== DIRECTIVE ==
Retype all of the listing exactly, passing over any picture you find.

Figure collection entries:
********************

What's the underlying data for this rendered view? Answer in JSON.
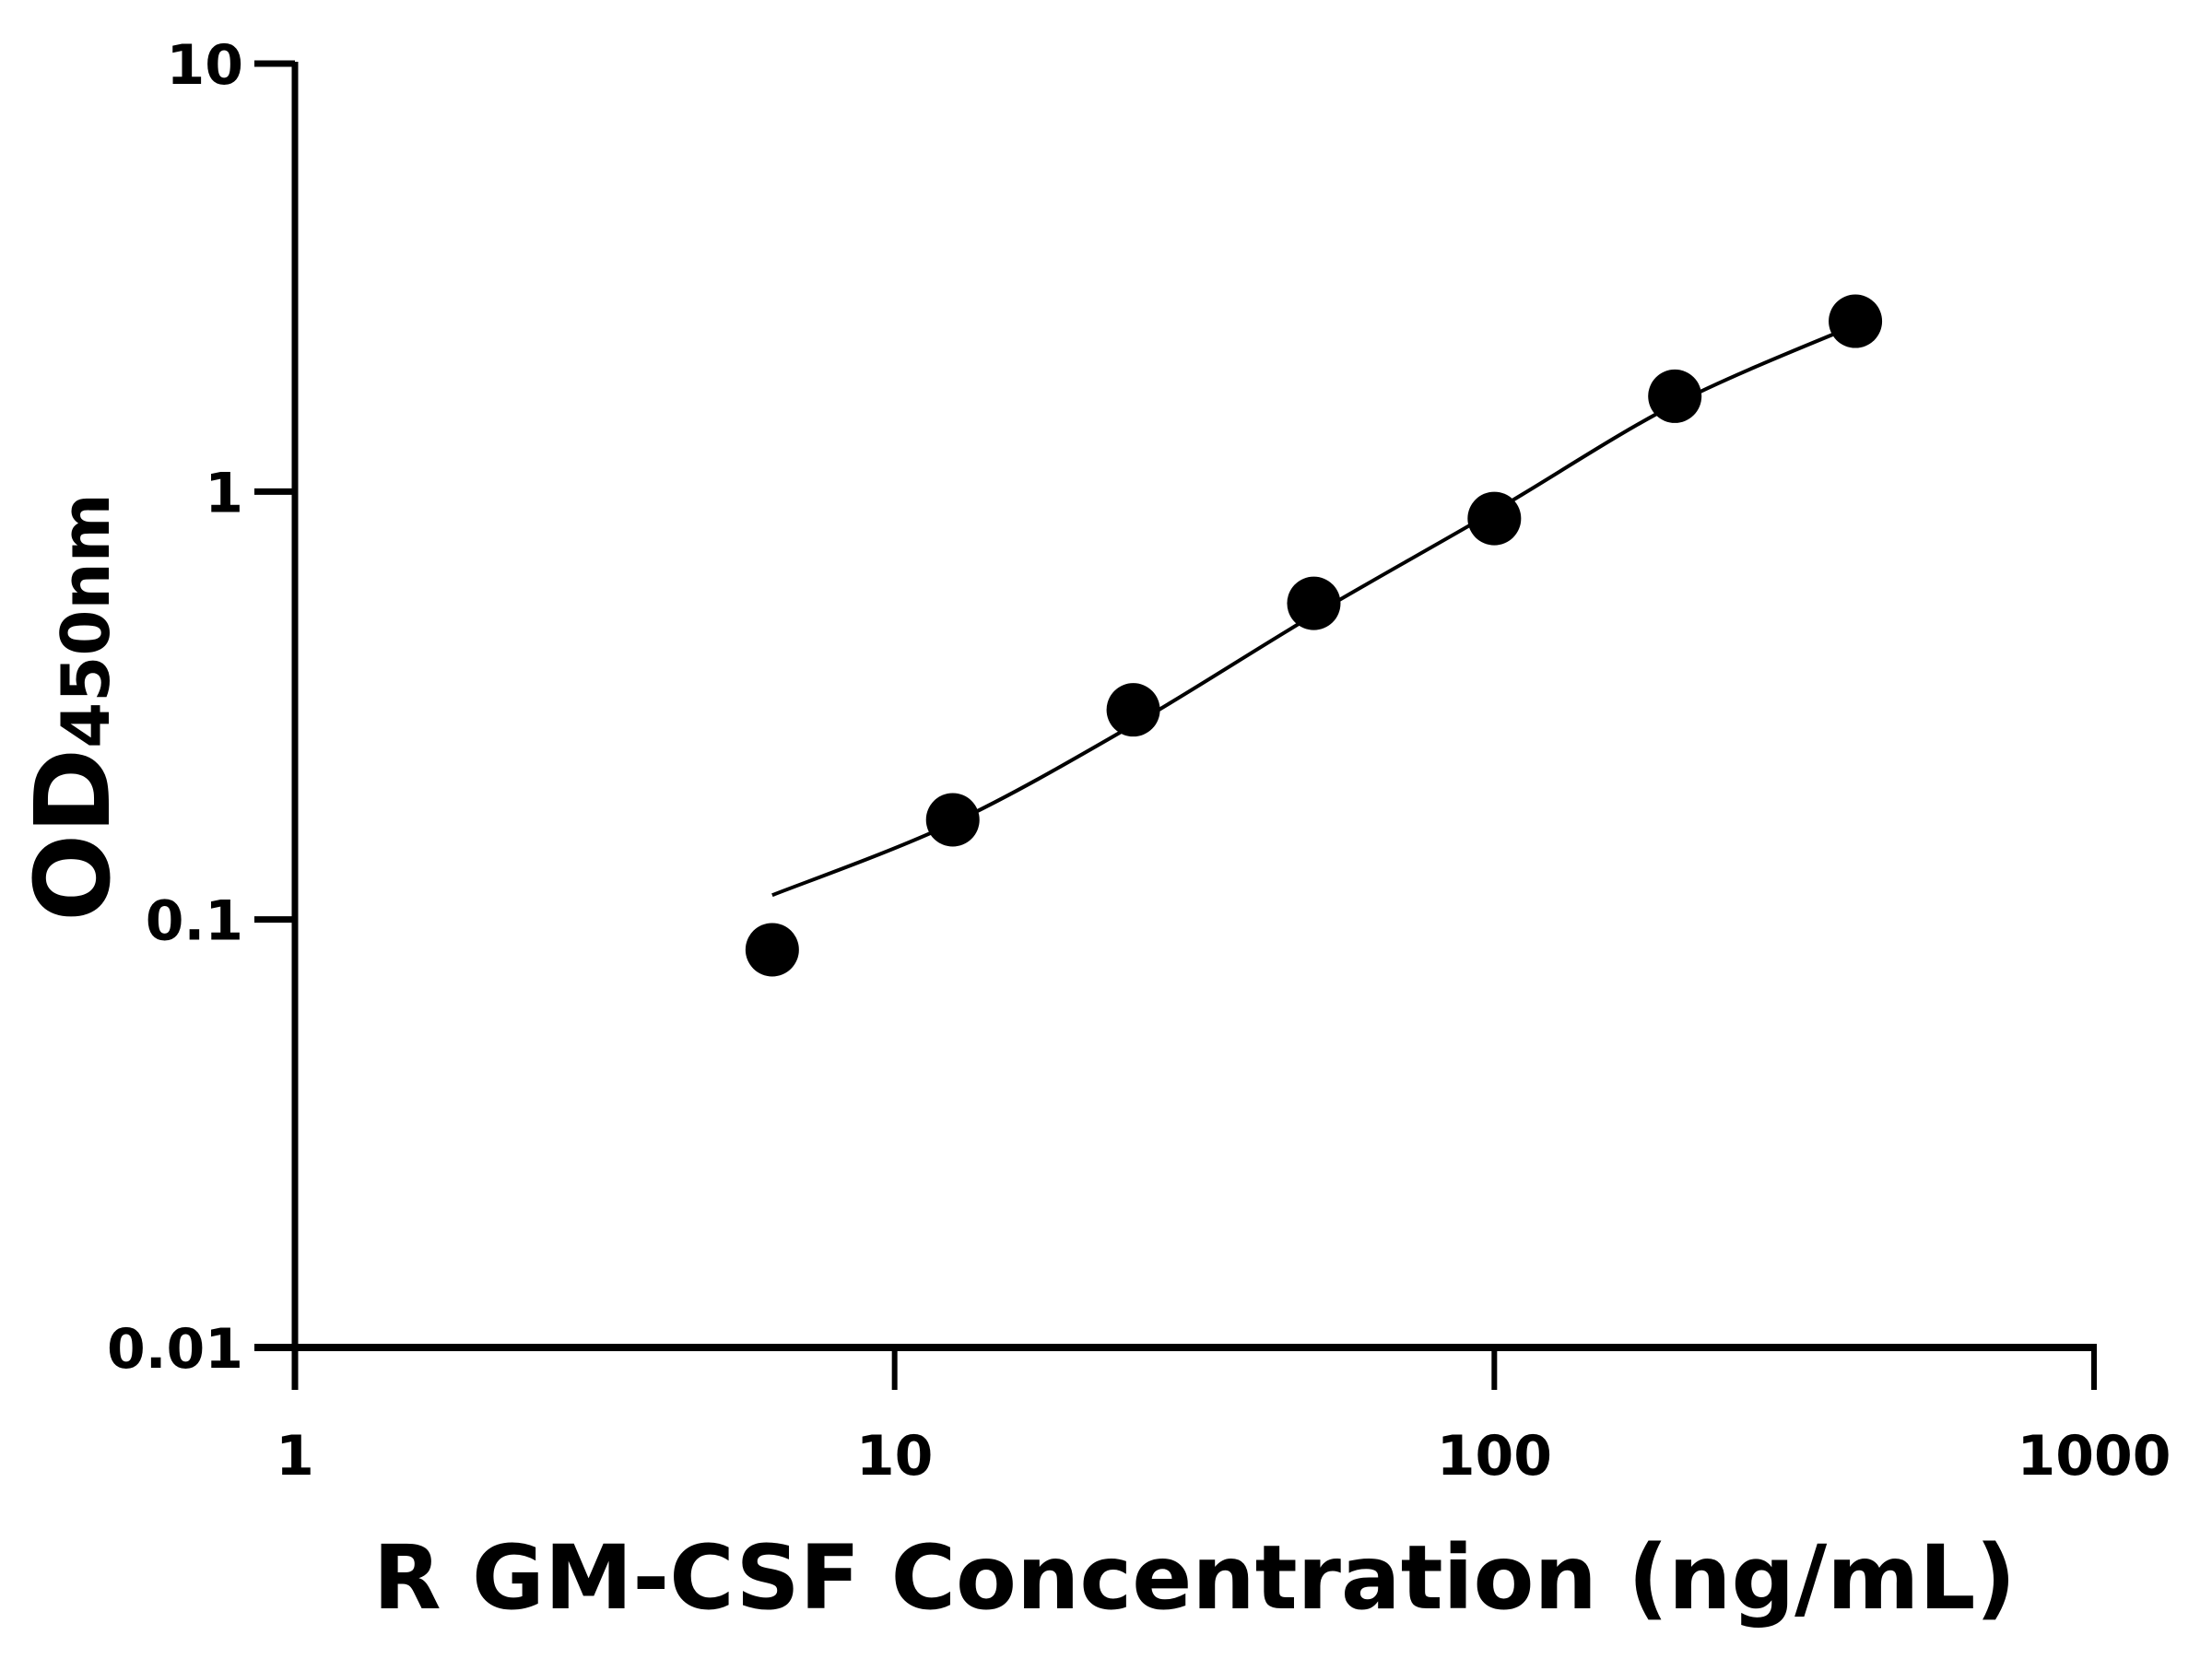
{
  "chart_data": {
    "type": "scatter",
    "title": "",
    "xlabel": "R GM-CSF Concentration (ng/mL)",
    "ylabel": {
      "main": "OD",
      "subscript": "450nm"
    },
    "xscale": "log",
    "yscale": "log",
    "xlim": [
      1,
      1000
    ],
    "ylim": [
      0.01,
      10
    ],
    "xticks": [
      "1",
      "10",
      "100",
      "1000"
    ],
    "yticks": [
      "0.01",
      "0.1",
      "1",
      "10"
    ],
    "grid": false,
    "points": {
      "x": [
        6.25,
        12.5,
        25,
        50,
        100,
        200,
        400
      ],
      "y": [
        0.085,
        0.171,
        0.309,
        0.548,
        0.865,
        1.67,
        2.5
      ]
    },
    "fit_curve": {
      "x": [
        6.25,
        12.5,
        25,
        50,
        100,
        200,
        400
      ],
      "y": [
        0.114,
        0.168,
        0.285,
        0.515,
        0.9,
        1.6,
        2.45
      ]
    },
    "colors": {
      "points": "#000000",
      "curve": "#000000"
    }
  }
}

********************

== SOLUTION ==
What's the underlying data for this rendered view? Answer in JSON.
{
  "chart_data": {
    "type": "scatter",
    "title": "",
    "xlabel": "R GM-CSF Concentration (ng/mL)",
    "ylabel": {
      "main": "OD",
      "subscript": "450nm"
    },
    "xscale": "log",
    "yscale": "log",
    "xlim": [
      1,
      1000
    ],
    "ylim": [
      0.01,
      10
    ],
    "xticks": [
      "1",
      "10",
      "100",
      "1000"
    ],
    "yticks": [
      "0.01",
      "0.1",
      "1",
      "10"
    ],
    "grid": false,
    "points": {
      "x": [
        6.25,
        12.5,
        25,
        50,
        100,
        200,
        400
      ],
      "y": [
        0.085,
        0.171,
        0.309,
        0.548,
        0.865,
        1.67,
        2.5
      ]
    },
    "fit_curve": {
      "x": [
        6.25,
        12.5,
        25,
        50,
        100,
        200,
        400
      ],
      "y": [
        0.114,
        0.168,
        0.285,
        0.515,
        0.9,
        1.6,
        2.45
      ]
    },
    "colors": {
      "points": "#000000",
      "curve": "#000000"
    }
  }
}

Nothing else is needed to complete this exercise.